======== INFORMATION GIVEN
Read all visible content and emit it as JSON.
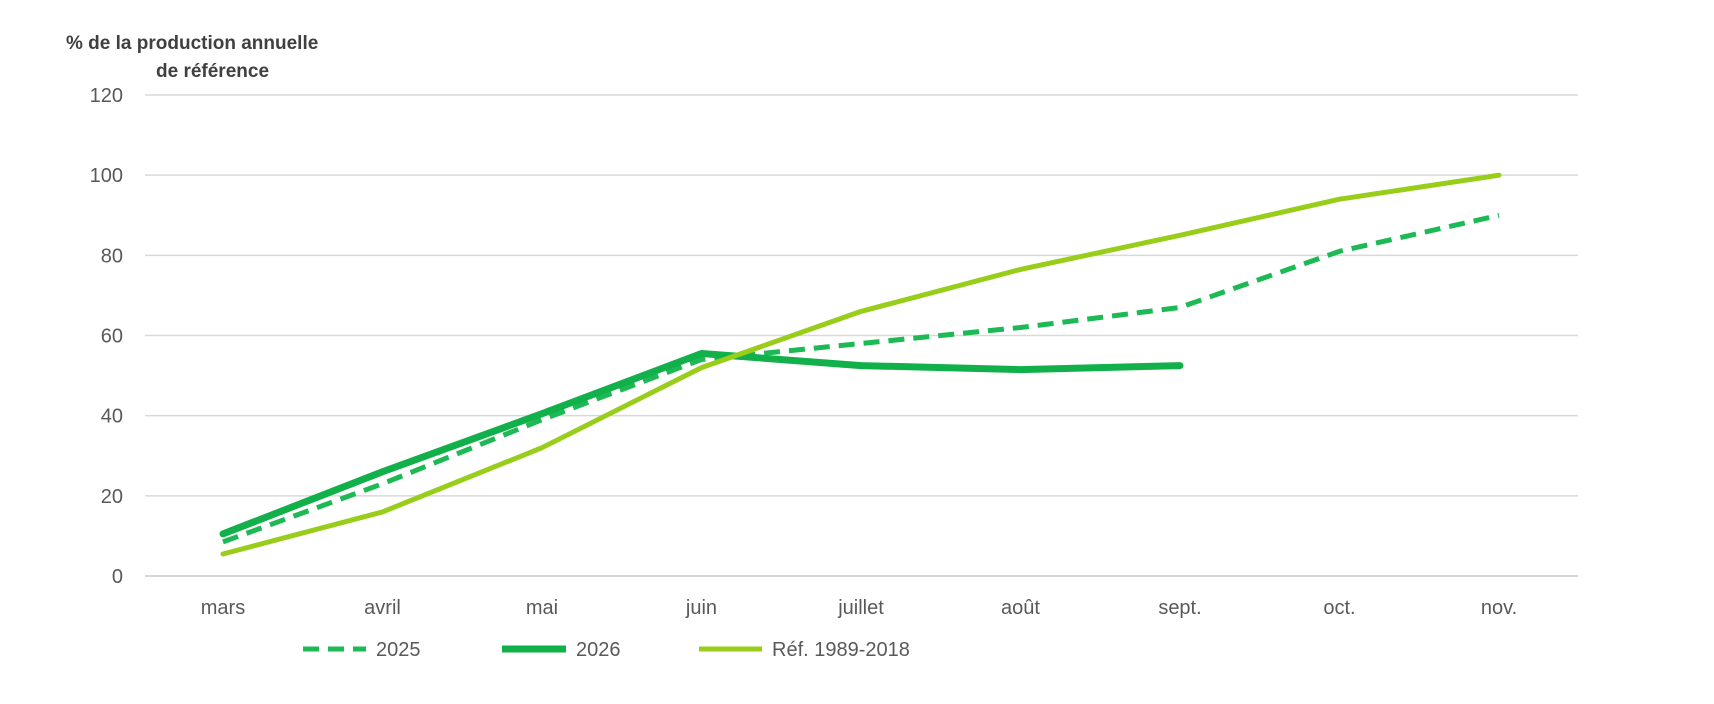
{
  "chart_data": {
    "type": "line",
    "title": "",
    "ylabel_lines": [
      "% de la production annuelle",
      "de référence"
    ],
    "xlabel": "",
    "categories": [
      "mars",
      "avril",
      "mai",
      "juin",
      "juillet",
      "août",
      "sept.",
      "oct.",
      "nov."
    ],
    "ylim": [
      0,
      120
    ],
    "yticks": [
      0,
      20,
      40,
      60,
      80,
      100,
      120
    ],
    "grid": true,
    "legend_position": "bottom",
    "series": [
      {
        "name": "2025",
        "style": "dashed",
        "color": "#1db954",
        "values": [
          8.5,
          23,
          39,
          54,
          58,
          62,
          67,
          81,
          90
        ]
      },
      {
        "name": "2026",
        "style": "solid-thick",
        "color": "#12b04a",
        "values": [
          10.5,
          26,
          40.5,
          55.5,
          52.5,
          51.5,
          52.5,
          null,
          null
        ]
      },
      {
        "name": "Réf. 1989-2018",
        "style": "solid",
        "color": "#98cd1a",
        "values": [
          5.5,
          16,
          32,
          52,
          66,
          76.5,
          85,
          94,
          100
        ]
      }
    ]
  }
}
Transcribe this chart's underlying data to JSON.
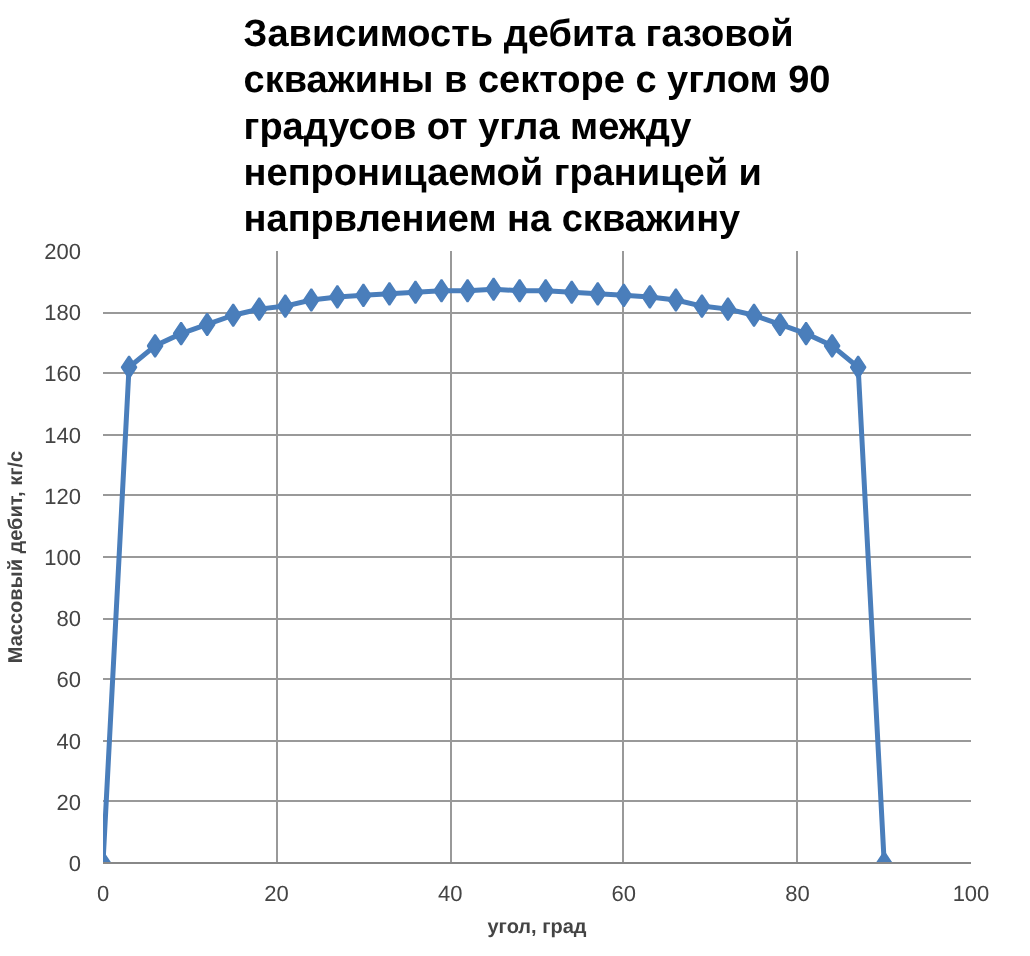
{
  "chart_data": {
    "type": "line",
    "title": "Зависимость дебита газовой\nскважины в секторе с углом 90\nградусов от угла между\nнепроницаемой границей и\nнапрвлением на скважину",
    "xlabel": "угол, град",
    "ylabel": "Массовый дебит, кг/с",
    "x": [
      0,
      3,
      6,
      9,
      12,
      15,
      18,
      21,
      24,
      27,
      30,
      33,
      36,
      39,
      42,
      45,
      48,
      51,
      54,
      57,
      60,
      63,
      66,
      69,
      72,
      75,
      78,
      81,
      84,
      87,
      90
    ],
    "series": [
      {
        "color": "#4a7ebb",
        "values": [
          0,
          162,
          169,
          173,
          176,
          179,
          181,
          182,
          184,
          185,
          185.5,
          186,
          186.5,
          187,
          187,
          187.5,
          187,
          187,
          186.5,
          186,
          185.5,
          185,
          184,
          182,
          181,
          179,
          176,
          173,
          169,
          162,
          0
        ]
      }
    ],
    "xlim": [
      0,
      100
    ],
    "xticks": [
      0,
      20,
      40,
      60,
      80,
      100
    ],
    "ylim": [
      0,
      200
    ],
    "yticks": [
      0,
      20,
      40,
      60,
      80,
      100,
      120,
      140,
      160,
      180,
      200
    ],
    "grid": true,
    "marker": "diamond",
    "line_style": "solid"
  }
}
================
WHAT IS NEEDED — Pictures stay out of the copy; please restate every record above exactly.

REPLY TO THE EXERCISE —
Read all visible content and emit it as JSON.
{
  "chart_data": {
    "type": "line",
    "title": "",
    "ylabel_lines": [
      "% de la production annuelle",
      "de référence"
    ],
    "xlabel": "",
    "categories": [
      "mars",
      "avril",
      "mai",
      "juin",
      "juillet",
      "août",
      "sept.",
      "oct.",
      "nov."
    ],
    "ylim": [
      0,
      120
    ],
    "yticks": [
      0,
      20,
      40,
      60,
      80,
      100,
      120
    ],
    "grid": true,
    "legend_position": "bottom",
    "series": [
      {
        "name": "2025",
        "style": "dashed",
        "color": "#1db954",
        "values": [
          8.5,
          23,
          39,
          54,
          58,
          62,
          67,
          81,
          90
        ]
      },
      {
        "name": "2026",
        "style": "solid-thick",
        "color": "#12b04a",
        "values": [
          10.5,
          26,
          40.5,
          55.5,
          52.5,
          51.5,
          52.5,
          null,
          null
        ]
      },
      {
        "name": "Réf. 1989-2018",
        "style": "solid",
        "color": "#98cd1a",
        "values": [
          5.5,
          16,
          32,
          52,
          66,
          76.5,
          85,
          94,
          100
        ]
      }
    ]
  }
}
Transcribe this chart's underlying data to JSON.
{
  "chart_data": {
    "type": "line",
    "title": "Зависимость дебита газовой\nскважины в секторе с углом 90\nградусов от угла между\nнепроницаемой границей и\nнапрвлением на скважину",
    "xlabel": "угол, град",
    "ylabel": "Массовый дебит, кг/с",
    "x": [
      0,
      3,
      6,
      9,
      12,
      15,
      18,
      21,
      24,
      27,
      30,
      33,
      36,
      39,
      42,
      45,
      48,
      51,
      54,
      57,
      60,
      63,
      66,
      69,
      72,
      75,
      78,
      81,
      84,
      87,
      90
    ],
    "series": [
      {
        "color": "#4a7ebb",
        "values": [
          0,
          162,
          169,
          173,
          176,
          179,
          181,
          182,
          184,
          185,
          185.5,
          186,
          186.5,
          187,
          187,
          187.5,
          187,
          187,
          186.5,
          186,
          185.5,
          185,
          184,
          182,
          181,
          179,
          176,
          173,
          169,
          162,
          0
        ]
      }
    ],
    "xlim": [
      0,
      100
    ],
    "xticks": [
      0,
      20,
      40,
      60,
      80,
      100
    ],
    "ylim": [
      0,
      200
    ],
    "yticks": [
      0,
      20,
      40,
      60,
      80,
      100,
      120,
      140,
      160,
      180,
      200
    ],
    "grid": true,
    "marker": "diamond",
    "line_style": "solid"
  }
}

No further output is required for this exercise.